▸ **Lesetext**
Wer oder was entscheidet, was möglich oder unmöglich erscheint?

Gestaltung in Medienunternehmen spielt sich innerhalb eines meist klar umrissenen Rahmens ab. Neben dem "Sendungsauftrag" spielen technische, organisatorische, ökonomische, technische und personelle Rahmenbedingungen eine bestimmende Rolle. Zu berücksichtigen sind neben durchaus gerechtfertigten politischen und gesellschaftlichen Interessen immer auch die Bedürfnisse und Wünsche des Publikums. Dass solche Rahmenbedingungen gestalterische Arbeit nicht behindern, sondern die Arbeit an "kreativen" Lösungen beflügeln kann, zeigt Katja Zinggl-Pokorny anhand konkreter Beispiele. Wie Projektmanagement dazu beitragen kann, für alle Seiten attraktive Gestaltungsspielräume zu eröffnen, ist das zentrale Thema des Diskussionsabends.

▸ **Die Daten**
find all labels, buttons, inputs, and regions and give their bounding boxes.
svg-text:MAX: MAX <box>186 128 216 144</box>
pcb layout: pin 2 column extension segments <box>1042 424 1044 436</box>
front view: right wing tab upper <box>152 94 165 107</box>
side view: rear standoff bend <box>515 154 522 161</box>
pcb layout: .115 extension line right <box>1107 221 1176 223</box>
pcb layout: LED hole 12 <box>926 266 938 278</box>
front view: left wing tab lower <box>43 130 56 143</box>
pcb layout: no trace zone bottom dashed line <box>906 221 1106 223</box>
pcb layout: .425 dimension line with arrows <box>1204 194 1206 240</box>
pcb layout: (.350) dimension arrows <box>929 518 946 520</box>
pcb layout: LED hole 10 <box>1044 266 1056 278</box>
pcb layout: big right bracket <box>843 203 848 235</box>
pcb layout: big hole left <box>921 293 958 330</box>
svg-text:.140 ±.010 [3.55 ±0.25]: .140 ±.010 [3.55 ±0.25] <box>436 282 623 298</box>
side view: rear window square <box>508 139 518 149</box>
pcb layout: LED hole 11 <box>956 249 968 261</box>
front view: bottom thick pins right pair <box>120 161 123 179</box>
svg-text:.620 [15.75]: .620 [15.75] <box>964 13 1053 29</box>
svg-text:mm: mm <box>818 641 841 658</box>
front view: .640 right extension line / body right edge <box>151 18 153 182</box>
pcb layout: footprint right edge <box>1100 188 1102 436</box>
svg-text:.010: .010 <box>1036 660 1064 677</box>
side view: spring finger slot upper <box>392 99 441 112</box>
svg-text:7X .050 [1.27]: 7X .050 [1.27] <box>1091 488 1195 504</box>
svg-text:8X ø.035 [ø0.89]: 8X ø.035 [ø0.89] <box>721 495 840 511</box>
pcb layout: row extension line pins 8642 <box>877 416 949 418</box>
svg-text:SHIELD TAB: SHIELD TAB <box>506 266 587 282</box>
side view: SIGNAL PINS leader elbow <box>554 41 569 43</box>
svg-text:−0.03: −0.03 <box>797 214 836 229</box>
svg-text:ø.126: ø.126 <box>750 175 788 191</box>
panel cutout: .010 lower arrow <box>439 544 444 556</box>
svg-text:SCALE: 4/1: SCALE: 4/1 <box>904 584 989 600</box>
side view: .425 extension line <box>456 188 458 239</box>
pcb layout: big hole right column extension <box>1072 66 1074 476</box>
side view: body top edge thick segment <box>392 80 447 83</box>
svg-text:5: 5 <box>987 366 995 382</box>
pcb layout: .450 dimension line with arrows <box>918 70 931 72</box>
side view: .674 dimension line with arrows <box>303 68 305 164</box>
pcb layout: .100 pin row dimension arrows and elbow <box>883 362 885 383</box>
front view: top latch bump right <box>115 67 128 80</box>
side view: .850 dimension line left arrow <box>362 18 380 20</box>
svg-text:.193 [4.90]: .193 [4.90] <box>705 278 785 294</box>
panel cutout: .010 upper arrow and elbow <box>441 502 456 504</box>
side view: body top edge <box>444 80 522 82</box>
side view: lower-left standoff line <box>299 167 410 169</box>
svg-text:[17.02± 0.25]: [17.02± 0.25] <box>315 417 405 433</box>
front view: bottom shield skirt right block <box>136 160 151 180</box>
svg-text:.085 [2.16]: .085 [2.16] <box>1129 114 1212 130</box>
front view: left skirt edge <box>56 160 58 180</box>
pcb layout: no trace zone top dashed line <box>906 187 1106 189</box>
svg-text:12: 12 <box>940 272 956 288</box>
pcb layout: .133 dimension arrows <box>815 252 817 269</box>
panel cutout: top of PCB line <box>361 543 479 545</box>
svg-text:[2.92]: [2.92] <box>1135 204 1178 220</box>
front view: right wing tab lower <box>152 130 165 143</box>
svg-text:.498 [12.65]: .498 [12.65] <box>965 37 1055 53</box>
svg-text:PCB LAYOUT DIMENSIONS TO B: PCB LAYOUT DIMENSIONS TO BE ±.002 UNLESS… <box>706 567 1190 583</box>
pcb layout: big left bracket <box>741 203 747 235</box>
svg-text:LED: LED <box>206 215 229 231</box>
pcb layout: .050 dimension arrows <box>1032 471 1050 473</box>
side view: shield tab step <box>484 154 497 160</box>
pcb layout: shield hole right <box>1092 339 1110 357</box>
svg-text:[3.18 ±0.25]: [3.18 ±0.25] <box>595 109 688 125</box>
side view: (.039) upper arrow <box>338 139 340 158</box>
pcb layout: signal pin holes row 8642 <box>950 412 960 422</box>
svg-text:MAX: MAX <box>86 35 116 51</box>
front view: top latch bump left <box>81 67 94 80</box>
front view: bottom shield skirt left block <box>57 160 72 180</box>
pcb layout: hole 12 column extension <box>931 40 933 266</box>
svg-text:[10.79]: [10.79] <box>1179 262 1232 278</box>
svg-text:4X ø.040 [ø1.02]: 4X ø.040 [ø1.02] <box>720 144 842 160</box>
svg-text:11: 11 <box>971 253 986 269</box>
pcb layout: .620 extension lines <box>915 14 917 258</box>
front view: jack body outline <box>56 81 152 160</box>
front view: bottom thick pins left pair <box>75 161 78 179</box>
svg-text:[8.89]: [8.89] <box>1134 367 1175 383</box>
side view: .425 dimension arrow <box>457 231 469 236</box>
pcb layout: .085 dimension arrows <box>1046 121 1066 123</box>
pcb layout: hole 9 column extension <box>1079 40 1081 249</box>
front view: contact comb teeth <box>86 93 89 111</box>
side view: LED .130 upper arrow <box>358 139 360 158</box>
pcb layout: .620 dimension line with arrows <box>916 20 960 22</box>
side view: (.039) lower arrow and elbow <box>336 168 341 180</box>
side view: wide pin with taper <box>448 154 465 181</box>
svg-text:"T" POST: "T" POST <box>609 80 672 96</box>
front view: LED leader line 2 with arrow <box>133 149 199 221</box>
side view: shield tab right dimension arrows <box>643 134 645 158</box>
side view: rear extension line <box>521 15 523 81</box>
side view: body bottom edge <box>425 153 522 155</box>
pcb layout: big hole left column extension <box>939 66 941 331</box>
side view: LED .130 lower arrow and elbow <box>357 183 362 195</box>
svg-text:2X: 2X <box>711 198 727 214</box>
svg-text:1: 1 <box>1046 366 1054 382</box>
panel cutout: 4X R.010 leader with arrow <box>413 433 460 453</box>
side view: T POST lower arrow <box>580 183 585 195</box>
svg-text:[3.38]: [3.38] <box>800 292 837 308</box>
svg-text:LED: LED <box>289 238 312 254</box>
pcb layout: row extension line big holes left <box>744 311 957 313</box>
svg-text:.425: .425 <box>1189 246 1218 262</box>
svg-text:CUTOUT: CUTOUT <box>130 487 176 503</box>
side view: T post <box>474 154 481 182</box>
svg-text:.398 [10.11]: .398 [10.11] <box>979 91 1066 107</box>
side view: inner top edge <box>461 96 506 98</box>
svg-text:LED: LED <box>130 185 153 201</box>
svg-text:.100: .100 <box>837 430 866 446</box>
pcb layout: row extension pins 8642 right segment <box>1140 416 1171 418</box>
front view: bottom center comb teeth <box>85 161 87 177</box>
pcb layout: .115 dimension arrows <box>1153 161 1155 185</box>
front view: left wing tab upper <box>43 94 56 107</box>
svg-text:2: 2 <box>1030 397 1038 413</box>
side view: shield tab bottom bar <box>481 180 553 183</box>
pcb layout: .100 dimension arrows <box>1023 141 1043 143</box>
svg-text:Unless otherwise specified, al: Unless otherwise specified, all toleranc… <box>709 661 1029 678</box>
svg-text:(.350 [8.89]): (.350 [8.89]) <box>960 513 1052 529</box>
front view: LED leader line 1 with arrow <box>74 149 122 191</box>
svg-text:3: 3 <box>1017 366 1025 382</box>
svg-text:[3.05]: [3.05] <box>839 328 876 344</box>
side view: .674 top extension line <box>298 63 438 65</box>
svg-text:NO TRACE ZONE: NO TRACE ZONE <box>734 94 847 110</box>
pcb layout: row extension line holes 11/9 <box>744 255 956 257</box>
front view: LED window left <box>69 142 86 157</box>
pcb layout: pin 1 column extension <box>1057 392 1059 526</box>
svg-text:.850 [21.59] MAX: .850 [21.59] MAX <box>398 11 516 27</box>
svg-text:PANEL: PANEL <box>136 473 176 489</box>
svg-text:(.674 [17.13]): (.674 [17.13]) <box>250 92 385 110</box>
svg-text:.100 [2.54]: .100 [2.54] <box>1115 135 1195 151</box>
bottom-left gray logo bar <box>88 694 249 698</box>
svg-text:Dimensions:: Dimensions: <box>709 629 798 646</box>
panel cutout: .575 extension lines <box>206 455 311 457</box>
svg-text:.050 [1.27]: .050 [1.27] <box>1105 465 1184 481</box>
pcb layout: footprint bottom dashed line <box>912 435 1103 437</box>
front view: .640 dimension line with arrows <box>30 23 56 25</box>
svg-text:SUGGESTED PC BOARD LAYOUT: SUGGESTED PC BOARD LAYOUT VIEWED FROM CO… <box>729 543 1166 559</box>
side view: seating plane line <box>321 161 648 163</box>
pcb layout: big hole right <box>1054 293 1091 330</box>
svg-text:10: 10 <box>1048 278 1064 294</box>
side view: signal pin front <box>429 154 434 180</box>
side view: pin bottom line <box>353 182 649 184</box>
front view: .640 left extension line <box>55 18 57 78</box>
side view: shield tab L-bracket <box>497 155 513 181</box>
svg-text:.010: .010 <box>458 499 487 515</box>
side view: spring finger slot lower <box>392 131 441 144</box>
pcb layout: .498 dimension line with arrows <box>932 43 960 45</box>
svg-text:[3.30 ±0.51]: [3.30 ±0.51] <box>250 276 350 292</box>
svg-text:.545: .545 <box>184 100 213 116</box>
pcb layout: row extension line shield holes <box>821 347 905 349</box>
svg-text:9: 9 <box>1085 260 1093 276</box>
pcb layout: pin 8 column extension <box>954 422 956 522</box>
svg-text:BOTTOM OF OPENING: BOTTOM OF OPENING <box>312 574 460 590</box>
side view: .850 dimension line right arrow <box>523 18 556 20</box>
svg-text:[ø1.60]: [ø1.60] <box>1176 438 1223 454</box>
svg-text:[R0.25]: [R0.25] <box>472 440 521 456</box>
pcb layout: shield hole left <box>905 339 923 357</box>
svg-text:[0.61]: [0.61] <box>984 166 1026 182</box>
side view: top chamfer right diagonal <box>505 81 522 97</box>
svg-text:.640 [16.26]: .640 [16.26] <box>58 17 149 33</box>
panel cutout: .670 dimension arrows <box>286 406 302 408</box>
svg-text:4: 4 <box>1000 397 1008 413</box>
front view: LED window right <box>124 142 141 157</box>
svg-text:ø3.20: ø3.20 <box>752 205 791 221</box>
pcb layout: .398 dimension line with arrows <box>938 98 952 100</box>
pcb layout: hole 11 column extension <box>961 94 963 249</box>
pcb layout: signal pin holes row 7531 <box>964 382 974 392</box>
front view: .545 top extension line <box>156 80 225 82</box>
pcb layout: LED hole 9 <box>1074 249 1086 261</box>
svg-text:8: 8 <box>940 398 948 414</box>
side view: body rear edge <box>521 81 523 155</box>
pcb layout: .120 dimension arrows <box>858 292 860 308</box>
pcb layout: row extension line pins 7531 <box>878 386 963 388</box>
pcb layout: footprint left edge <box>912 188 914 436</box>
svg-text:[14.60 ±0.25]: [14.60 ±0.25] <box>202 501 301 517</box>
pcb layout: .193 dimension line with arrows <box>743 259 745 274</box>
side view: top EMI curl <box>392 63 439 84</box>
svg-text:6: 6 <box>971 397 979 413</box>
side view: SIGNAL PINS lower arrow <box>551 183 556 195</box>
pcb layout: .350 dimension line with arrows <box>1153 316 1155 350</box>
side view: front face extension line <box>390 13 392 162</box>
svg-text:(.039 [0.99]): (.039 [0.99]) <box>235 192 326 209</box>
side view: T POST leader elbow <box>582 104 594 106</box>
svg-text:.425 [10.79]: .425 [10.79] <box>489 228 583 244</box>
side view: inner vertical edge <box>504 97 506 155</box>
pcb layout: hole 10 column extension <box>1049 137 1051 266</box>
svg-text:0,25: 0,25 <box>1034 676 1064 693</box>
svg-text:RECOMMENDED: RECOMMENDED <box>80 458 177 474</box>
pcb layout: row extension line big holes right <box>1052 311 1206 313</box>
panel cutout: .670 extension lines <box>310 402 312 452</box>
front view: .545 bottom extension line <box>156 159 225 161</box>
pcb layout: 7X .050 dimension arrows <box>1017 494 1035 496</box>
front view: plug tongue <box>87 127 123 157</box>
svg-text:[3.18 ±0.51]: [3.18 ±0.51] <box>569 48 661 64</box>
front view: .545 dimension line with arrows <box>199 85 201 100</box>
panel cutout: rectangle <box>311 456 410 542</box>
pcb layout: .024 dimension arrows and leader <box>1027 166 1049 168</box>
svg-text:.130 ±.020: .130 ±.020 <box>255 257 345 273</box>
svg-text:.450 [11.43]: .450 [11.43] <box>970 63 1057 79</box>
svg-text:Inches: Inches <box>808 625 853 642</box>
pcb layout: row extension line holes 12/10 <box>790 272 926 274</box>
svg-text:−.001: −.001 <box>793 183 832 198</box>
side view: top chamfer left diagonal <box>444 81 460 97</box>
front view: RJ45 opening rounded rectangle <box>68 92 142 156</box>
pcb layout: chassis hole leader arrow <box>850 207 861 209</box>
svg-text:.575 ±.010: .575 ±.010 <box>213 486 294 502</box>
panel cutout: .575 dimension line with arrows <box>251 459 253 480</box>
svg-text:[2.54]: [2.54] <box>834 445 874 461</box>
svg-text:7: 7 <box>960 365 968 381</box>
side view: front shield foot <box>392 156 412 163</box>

▸ **Aufgaben**
• 1. Schreiben Sie den Lesetext zwischen "Gestaltung in Medienunternehmen" und "Thema des Diskussionsabends." einschließlich neu, und setzen Sie dabei "Vortragsabends" an die Stelle von "Diskussionsabends".
• 2. Zählen Sie alles auf, was laut Lesetext neben den Rahmenbedingungen immer zu berücksichtigen ist.
• 3. Beantworten Sie anhand des Lesetexts die folgenden Fragen.
(a) Innerhalb welchen Rahmens spielt sich Gestaltung in Medienunternehmen ab?
(b) Wer zeigt anhand konkreter Beispiele, dass Rahmenbedingungen die Arbeit an "kreativen" Lösungen beflügeln können?
(c) Was ist das zentrale Thema des Diskussionsabends?
Die Einträge stammen aus einer anderen Quelle.

▸ **Lösungen**
• 1.
Gestaltung in Medienunternehmen spielt sich innerhalb eines meist klar umrissenen Rahmens ab. Neben dem "Sendungsauftrag" spielen technische, organisatorische, ökonomische, technische und personelle Rahmenbedingungen eine bestimmende Rolle. Zu berücksichtigen sind neben durchaus gerechtfertigten politischen und gesellschaftlichen Interessen immer auch die Bedürfnisse und Wünsche des Publikums. Dass solche Rahmenbedingungen gestalterische Arbeit nicht behindern, sondern die Arbeit an "kreativen" Lösungen beflügeln kann, zeigt Katja Zinggl-Pokorny anhand konkreter Beispiele. Wie Projektmanagement dazu beitragen kann, für alle Seiten attraktive Gestaltungsspielräume zu eröffnen, ist das zentrale Thema des Vortragsabends.

• 2.
politische Interessen
gesellschaftliche Interessen
die Bedürfnisse des Publikums
die Wünsche des Publikums

• 3.
(a) Innerhalb eines meist klar umrissenen Rahmens.
(b) Katja Zinggl-Pokorny.
(c) Wie Projektmanagement dazu beitragen kann, für alle Seiten attraktive Gestaltungsspielräume zu eröffnen.